'''

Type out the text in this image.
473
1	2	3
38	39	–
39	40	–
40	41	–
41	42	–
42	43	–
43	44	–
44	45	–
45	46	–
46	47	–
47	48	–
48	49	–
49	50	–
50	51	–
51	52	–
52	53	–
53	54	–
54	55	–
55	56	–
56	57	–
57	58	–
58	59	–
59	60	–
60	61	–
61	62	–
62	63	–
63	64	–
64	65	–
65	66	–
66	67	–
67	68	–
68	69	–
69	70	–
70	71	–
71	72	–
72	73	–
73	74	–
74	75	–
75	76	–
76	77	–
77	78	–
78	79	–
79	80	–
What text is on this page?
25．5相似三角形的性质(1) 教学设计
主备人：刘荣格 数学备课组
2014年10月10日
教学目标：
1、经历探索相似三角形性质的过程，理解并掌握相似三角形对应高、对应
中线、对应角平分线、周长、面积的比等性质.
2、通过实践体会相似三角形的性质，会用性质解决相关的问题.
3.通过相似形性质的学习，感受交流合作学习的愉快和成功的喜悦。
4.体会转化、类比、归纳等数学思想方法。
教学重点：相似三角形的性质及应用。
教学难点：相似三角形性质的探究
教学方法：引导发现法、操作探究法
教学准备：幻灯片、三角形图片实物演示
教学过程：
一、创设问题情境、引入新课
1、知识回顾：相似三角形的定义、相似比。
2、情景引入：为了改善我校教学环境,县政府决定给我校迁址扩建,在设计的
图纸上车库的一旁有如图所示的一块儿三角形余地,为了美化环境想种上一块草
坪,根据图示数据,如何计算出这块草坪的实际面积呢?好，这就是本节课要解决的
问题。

'''

■ **What you are asked to do**:
Find every line that holds "text" and copy it.

■ **Task answer**:
Type out the text in this image.
What text is on this page?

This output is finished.